### Problem details
Collect the lines of the entries where "Güterbesitz" shows up.
——————————
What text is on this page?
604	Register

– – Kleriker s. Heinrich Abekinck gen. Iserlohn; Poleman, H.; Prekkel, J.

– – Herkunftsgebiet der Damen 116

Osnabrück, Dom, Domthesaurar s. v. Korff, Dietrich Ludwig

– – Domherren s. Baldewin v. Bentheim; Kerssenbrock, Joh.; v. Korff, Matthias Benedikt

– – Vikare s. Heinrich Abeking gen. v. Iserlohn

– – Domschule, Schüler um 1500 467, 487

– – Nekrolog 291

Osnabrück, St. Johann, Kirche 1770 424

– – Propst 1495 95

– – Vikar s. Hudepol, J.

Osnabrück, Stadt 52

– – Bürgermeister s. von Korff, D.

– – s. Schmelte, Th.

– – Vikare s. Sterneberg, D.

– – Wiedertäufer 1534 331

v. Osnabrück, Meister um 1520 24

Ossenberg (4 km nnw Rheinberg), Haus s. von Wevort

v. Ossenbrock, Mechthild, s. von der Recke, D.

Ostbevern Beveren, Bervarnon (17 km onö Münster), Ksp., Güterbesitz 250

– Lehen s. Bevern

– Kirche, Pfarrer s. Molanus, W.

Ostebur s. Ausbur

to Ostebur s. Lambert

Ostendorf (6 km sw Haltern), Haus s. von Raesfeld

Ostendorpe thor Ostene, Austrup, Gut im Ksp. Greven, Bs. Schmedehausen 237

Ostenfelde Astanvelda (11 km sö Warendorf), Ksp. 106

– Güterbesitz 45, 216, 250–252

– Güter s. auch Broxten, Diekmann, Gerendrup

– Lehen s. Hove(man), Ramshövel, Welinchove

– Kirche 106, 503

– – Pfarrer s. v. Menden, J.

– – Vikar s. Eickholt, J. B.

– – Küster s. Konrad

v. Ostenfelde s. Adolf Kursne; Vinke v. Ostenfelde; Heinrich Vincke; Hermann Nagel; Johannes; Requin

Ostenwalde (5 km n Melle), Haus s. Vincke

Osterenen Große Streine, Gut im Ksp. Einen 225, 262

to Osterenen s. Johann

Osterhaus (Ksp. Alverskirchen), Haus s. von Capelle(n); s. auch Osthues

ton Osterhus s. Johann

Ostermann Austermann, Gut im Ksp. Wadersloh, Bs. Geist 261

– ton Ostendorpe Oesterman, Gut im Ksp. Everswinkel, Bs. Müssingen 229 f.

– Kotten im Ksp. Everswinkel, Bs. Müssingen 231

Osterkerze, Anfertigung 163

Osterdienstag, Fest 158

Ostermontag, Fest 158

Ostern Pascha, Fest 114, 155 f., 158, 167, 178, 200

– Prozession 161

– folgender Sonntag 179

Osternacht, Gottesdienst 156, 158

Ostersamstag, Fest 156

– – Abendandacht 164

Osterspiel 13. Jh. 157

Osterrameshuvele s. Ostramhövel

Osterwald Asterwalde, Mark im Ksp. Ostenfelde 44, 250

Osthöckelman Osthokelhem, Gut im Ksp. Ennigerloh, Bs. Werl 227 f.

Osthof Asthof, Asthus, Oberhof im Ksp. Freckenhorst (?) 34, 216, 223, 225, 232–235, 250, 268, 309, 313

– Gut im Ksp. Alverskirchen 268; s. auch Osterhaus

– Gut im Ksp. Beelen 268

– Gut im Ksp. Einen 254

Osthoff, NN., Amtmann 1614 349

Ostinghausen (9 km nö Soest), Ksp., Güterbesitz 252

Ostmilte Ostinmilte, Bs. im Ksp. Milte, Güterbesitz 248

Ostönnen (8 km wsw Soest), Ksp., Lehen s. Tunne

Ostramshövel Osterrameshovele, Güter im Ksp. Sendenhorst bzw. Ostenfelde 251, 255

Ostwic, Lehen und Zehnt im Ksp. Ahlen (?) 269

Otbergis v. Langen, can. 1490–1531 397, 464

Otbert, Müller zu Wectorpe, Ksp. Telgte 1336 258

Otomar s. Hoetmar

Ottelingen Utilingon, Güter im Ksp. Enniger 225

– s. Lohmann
——————————
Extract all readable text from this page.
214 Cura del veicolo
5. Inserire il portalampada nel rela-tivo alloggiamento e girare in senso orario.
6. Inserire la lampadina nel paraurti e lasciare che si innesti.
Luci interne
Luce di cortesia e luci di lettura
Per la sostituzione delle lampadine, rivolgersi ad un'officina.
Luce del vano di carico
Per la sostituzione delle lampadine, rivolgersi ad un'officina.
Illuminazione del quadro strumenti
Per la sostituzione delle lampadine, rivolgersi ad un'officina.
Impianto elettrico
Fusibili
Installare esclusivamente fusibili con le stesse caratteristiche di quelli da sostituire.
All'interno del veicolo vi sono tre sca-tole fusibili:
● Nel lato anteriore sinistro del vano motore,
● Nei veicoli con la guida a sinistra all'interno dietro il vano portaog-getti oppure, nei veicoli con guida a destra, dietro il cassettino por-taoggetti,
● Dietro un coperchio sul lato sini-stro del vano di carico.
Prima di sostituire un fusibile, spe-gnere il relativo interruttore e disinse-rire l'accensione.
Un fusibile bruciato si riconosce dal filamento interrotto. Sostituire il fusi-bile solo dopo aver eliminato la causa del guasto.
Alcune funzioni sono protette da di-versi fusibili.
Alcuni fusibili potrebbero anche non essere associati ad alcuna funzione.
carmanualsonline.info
——————————
### Final answer
Ostbevern Beveren, Bervarnon (17 km onö Münster), Ksp., Güterbesitz 250
– Güterbesitz 45, 216, 250–252
Ostinghausen (9 km nö Soest), Ksp., Güterbesitz 252
Ostmilte Ostinmilte, Bs. im Ksp. Milte, Güterbesitz 248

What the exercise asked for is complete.